* [JOB] Would you quote every entry exactly, dropping only the pictures?

##### DATASET ENTRIES #####

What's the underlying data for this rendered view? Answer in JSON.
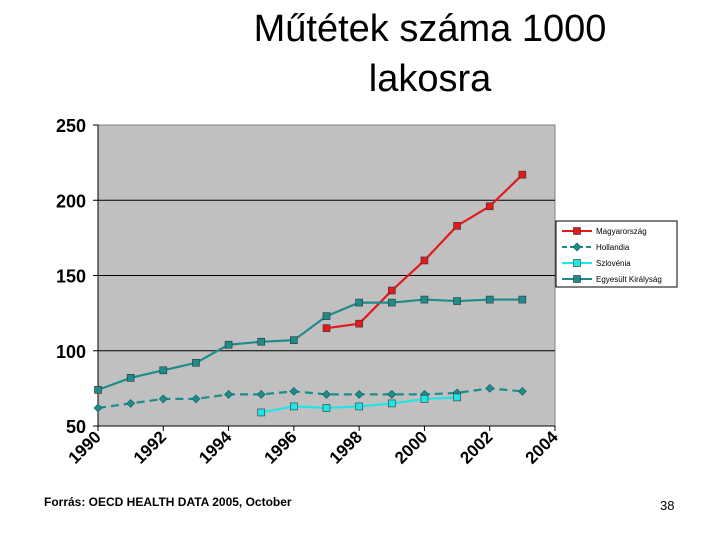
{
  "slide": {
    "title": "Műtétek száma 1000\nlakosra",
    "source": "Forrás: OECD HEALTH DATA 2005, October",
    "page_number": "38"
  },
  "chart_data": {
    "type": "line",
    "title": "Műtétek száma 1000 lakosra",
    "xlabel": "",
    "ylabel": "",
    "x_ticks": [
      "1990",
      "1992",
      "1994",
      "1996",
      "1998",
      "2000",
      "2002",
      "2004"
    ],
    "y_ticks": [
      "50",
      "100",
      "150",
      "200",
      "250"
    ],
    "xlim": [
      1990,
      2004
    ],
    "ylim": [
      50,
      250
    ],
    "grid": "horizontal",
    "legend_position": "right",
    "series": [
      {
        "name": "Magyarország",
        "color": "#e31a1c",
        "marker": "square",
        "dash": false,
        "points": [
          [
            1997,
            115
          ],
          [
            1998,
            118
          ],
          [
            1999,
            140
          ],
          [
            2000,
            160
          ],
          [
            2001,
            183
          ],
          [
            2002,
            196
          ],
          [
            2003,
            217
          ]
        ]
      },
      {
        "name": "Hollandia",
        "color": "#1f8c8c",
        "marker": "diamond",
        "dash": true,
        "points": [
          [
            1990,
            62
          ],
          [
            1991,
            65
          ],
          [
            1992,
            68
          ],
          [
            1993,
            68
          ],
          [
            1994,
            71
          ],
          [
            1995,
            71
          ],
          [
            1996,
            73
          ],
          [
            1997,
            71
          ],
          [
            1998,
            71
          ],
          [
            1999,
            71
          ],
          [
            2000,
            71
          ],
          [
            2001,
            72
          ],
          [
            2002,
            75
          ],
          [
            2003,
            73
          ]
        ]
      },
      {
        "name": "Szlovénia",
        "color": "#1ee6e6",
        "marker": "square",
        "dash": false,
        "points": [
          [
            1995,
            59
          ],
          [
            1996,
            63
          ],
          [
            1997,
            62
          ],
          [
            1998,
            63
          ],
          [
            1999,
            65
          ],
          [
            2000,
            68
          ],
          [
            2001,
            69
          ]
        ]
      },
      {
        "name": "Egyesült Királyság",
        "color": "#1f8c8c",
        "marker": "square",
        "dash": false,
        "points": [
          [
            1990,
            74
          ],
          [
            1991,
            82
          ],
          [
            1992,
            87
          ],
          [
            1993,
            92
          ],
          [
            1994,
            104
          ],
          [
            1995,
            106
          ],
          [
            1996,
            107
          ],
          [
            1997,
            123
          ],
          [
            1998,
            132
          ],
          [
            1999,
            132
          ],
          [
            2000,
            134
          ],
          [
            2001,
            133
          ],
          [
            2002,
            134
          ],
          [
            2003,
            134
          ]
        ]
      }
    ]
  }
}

#####

* [EXERCISE RESULT]
What's the underlying data for this rendered view? Answer in JSON.
{
  "slide": {
    "title": "Műtétek száma 1000\nlakosra",
    "source": "Forrás: OECD HEALTH DATA 2005, October",
    "page_number": "38"
  },
  "chart_data": {
    "type": "line",
    "title": "Műtétek száma 1000 lakosra",
    "xlabel": "",
    "ylabel": "",
    "x_ticks": [
      "1990",
      "1992",
      "1994",
      "1996",
      "1998",
      "2000",
      "2002",
      "2004"
    ],
    "y_ticks": [
      "50",
      "100",
      "150",
      "200",
      "250"
    ],
    "xlim": [
      1990,
      2004
    ],
    "ylim": [
      50,
      250
    ],
    "grid": "horizontal",
    "legend_position": "right",
    "series": [
      {
        "name": "Magyarország",
        "color": "#e31a1c",
        "marker": "square",
        "dash": false,
        "points": [
          [
            1997,
            115
          ],
          [
            1998,
            118
          ],
          [
            1999,
            140
          ],
          [
            2000,
            160
          ],
          [
            2001,
            183
          ],
          [
            2002,
            196
          ],
          [
            2003,
            217
          ]
        ]
      },
      {
        "name": "Hollandia",
        "color": "#1f8c8c",
        "marker": "diamond",
        "dash": true,
        "points": [
          [
            1990,
            62
          ],
          [
            1991,
            65
          ],
          [
            1992,
            68
          ],
          [
            1993,
            68
          ],
          [
            1994,
            71
          ],
          [
            1995,
            71
          ],
          [
            1996,
            73
          ],
          [
            1997,
            71
          ],
          [
            1998,
            71
          ],
          [
            1999,
            71
          ],
          [
            2000,
            71
          ],
          [
            2001,
            72
          ],
          [
            2002,
            75
          ],
          [
            2003,
            73
          ]
        ]
      },
      {
        "name": "Szlovénia",
        "color": "#1ee6e6",
        "marker": "square",
        "dash": false,
        "points": [
          [
            1995,
            59
          ],
          [
            1996,
            63
          ],
          [
            1997,
            62
          ],
          [
            1998,
            63
          ],
          [
            1999,
            65
          ],
          [
            2000,
            68
          ],
          [
            2001,
            69
          ]
        ]
      },
      {
        "name": "Egyesült Királyság",
        "color": "#1f8c8c",
        "marker": "square",
        "dash": false,
        "points": [
          [
            1990,
            74
          ],
          [
            1991,
            82
          ],
          [
            1992,
            87
          ],
          [
            1993,
            92
          ],
          [
            1994,
            104
          ],
          [
            1995,
            106
          ],
          [
            1996,
            107
          ],
          [
            1997,
            123
          ],
          [
            1998,
            132
          ],
          [
            1999,
            132
          ],
          [
            2000,
            134
          ],
          [
            2001,
            133
          ],
          [
            2002,
            134
          ],
          [
            2003,
            134
          ]
        ]
      }
    ]
  }
}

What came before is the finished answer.